WRITTEN PROBLEM: Leaving out the pictures, retype all the material exactly.
++++
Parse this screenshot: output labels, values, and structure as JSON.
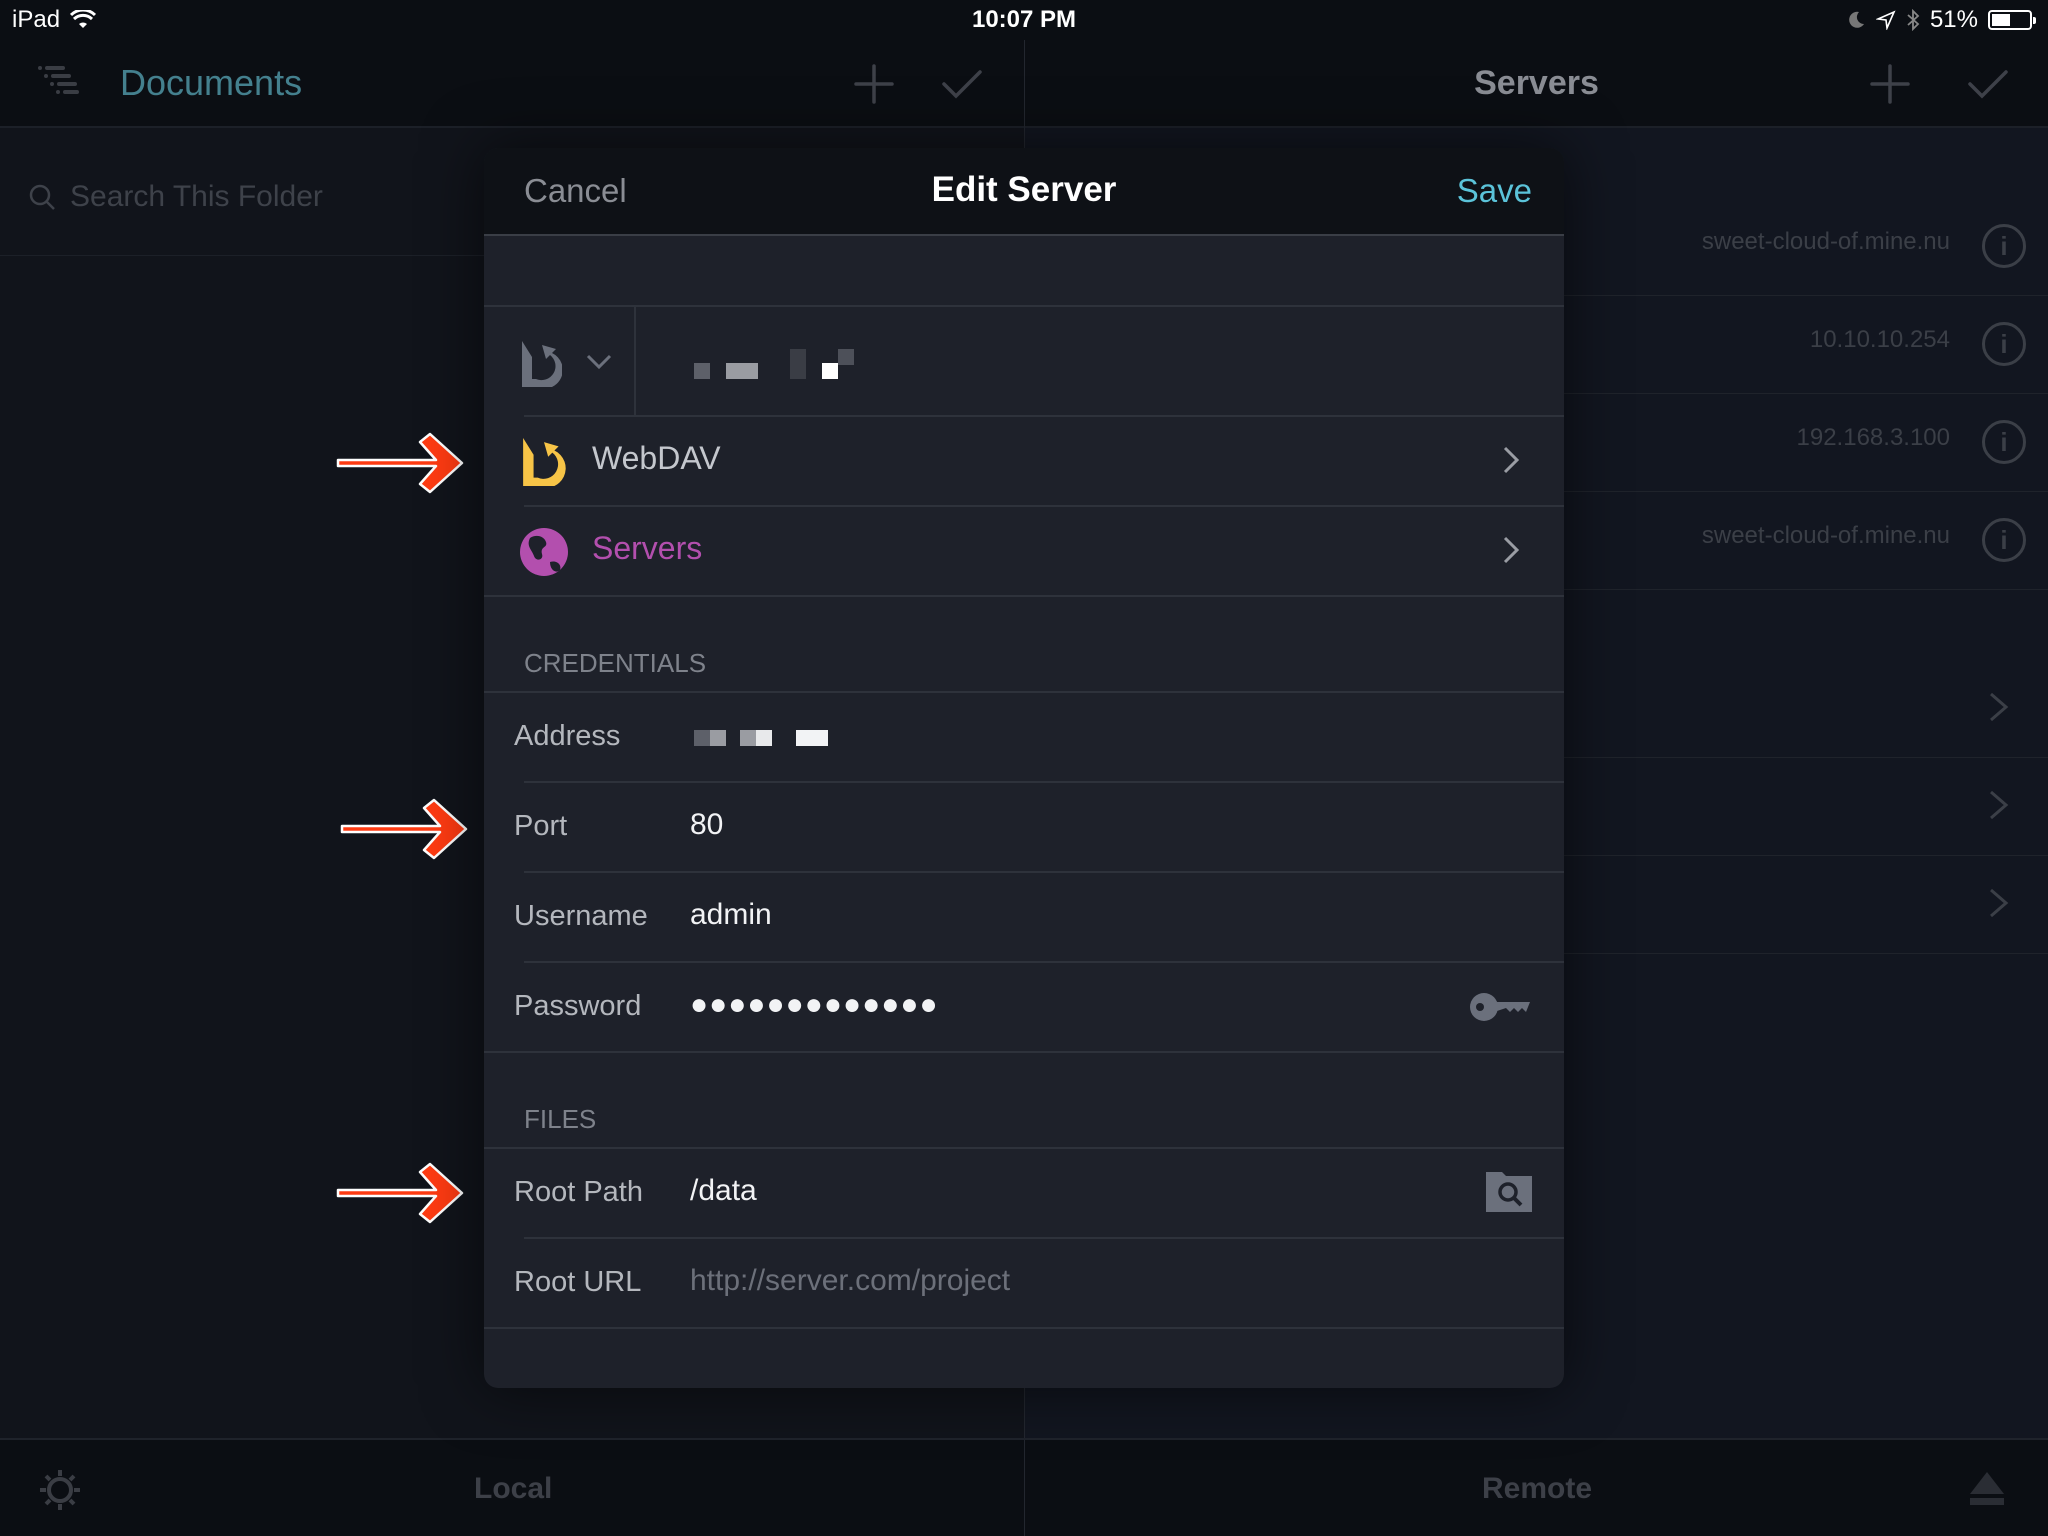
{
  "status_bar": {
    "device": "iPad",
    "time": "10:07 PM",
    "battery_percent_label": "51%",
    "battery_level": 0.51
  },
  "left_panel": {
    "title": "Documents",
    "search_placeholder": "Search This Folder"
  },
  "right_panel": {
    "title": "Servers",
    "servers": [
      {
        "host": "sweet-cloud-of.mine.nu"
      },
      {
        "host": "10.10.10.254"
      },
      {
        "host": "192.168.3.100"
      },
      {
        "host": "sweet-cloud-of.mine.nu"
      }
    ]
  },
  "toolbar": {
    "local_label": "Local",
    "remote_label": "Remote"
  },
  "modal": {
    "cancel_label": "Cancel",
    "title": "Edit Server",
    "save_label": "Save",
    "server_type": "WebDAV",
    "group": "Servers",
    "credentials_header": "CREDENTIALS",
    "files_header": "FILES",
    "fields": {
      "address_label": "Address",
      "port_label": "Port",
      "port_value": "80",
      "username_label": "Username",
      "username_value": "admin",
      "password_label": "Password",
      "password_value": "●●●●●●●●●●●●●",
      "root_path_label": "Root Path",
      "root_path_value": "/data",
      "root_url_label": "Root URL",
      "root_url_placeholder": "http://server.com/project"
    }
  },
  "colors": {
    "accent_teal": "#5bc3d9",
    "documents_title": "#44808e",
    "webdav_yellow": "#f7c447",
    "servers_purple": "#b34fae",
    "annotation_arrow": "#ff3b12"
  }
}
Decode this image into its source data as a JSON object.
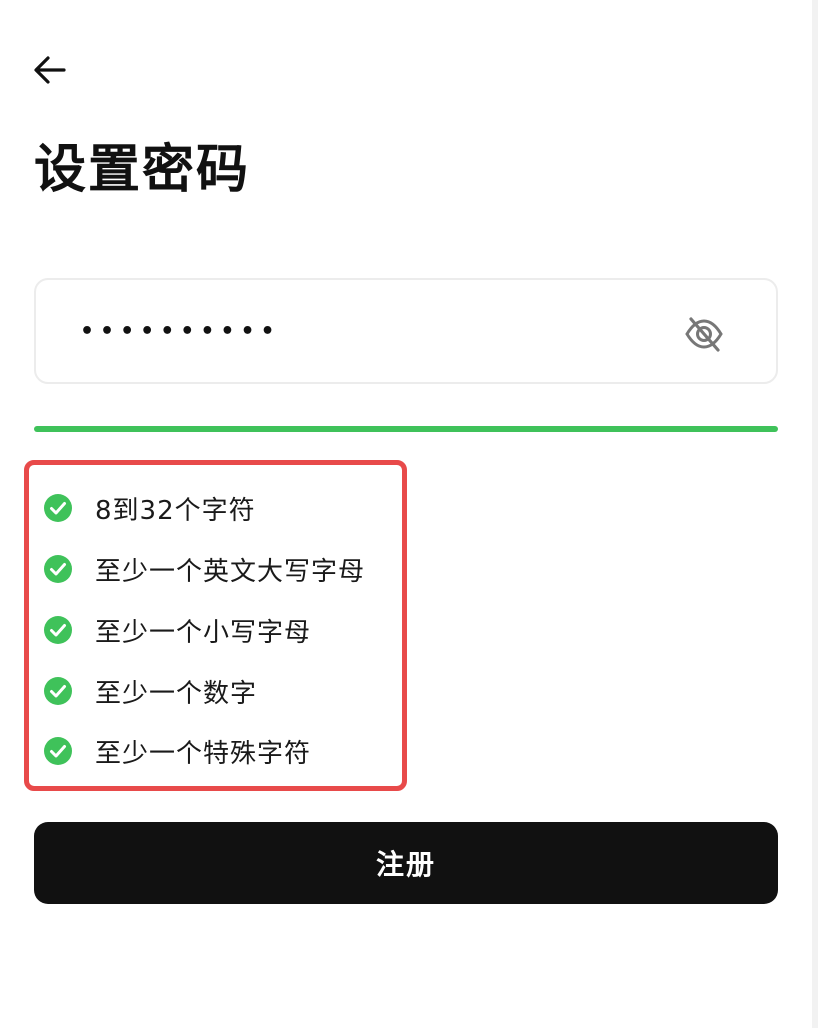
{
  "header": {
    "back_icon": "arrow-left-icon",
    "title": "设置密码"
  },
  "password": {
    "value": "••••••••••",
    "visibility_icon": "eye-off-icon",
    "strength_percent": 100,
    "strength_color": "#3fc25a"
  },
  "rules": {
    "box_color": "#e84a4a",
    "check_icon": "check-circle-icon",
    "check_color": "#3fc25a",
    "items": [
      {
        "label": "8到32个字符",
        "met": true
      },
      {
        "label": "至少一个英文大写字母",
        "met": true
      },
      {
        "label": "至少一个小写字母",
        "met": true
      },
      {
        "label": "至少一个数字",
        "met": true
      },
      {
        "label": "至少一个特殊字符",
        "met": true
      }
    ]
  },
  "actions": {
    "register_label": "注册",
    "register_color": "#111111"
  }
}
++++
THE RESPONSE:
Parse this screenshot: output labels, values, and structure as JSON.
{
  "status_bar": {
    "device": "iPad",
    "time": "10:07 PM",
    "battery_percent_label": "51%",
    "battery_level": 0.51
  },
  "left_panel": {
    "title": "Documents",
    "search_placeholder": "Search This Folder"
  },
  "right_panel": {
    "title": "Servers",
    "servers": [
      {
        "host": "sweet-cloud-of.mine.nu"
      },
      {
        "host": "10.10.10.254"
      },
      {
        "host": "192.168.3.100"
      },
      {
        "host": "sweet-cloud-of.mine.nu"
      }
    ]
  },
  "toolbar": {
    "local_label": "Local",
    "remote_label": "Remote"
  },
  "modal": {
    "cancel_label": "Cancel",
    "title": "Edit Server",
    "save_label": "Save",
    "server_type": "WebDAV",
    "group": "Servers",
    "credentials_header": "CREDENTIALS",
    "files_header": "FILES",
    "fields": {
      "address_label": "Address",
      "port_label": "Port",
      "port_value": "80",
      "username_label": "Username",
      "username_value": "admin",
      "password_label": "Password",
      "password_value": "●●●●●●●●●●●●●",
      "root_path_label": "Root Path",
      "root_path_value": "/data",
      "root_url_label": "Root URL",
      "root_url_placeholder": "http://server.com/project"
    }
  },
  "colors": {
    "accent_teal": "#5bc3d9",
    "documents_title": "#44808e",
    "webdav_yellow": "#f7c447",
    "servers_purple": "#b34fae",
    "annotation_arrow": "#ff3b12"
  }
}
Decode this image into its source data as a JSON object.
{
  "header": {
    "back_icon": "arrow-left-icon",
    "title": "设置密码"
  },
  "password": {
    "value": "••••••••••",
    "visibility_icon": "eye-off-icon",
    "strength_percent": 100,
    "strength_color": "#3fc25a"
  },
  "rules": {
    "box_color": "#e84a4a",
    "check_icon": "check-circle-icon",
    "check_color": "#3fc25a",
    "items": [
      {
        "label": "8到32个字符",
        "met": true
      },
      {
        "label": "至少一个英文大写字母",
        "met": true
      },
      {
        "label": "至少一个小写字母",
        "met": true
      },
      {
        "label": "至少一个数字",
        "met": true
      },
      {
        "label": "至少一个特殊字符",
        "met": true
      }
    ]
  },
  "actions": {
    "register_label": "注册",
    "register_color": "#111111"
  }
}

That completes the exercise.